(Required work)
Each entry that follows must be output without any deviation.

(Data for this task)
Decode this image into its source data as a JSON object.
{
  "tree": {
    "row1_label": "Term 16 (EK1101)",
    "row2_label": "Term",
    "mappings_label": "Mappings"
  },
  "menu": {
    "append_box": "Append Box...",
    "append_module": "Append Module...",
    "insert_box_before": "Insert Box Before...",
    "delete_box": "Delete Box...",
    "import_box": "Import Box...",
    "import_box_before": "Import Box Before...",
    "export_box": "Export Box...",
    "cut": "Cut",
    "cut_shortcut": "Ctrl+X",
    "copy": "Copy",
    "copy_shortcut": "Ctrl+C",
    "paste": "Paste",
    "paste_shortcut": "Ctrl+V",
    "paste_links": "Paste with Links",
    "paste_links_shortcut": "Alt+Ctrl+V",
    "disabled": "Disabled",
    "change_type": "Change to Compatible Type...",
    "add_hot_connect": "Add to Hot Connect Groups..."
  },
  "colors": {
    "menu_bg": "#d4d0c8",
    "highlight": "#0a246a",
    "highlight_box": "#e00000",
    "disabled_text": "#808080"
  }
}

(Answer below)
Decode this image into its source data as a JSON object.
{
  "tree": {
    "row1_label": "Term 16 (EK1101)",
    "row2_label": "Term",
    "mappings_label": "Mappings"
  },
  "menu": {
    "append_box": "Append Box...",
    "append_module": "Append Module...",
    "insert_box_before": "Insert Box Before...",
    "delete_box": "Delete Box...",
    "import_box": "Import Box...",
    "import_box_before": "Import Box Before...",
    "export_box": "Export Box...",
    "cut": "Cut",
    "cut_shortcut": "Ctrl+X",
    "copy": "Copy",
    "copy_shortcut": "Ctrl+C",
    "paste": "Paste",
    "paste_shortcut": "Ctrl+V",
    "paste_links": "Paste with Links",
    "paste_links_shortcut": "Alt+Ctrl+V",
    "disabled": "Disabled",
    "change_type": "Change to Compatible Type...",
    "add_hot_connect": "Add to Hot Connect Groups..."
  },
  "colors": {
    "menu_bg": "#d4d0c8",
    "highlight": "#0a246a",
    "highlight_box": "#e00000",
    "disabled_text": "#808080"
  }
}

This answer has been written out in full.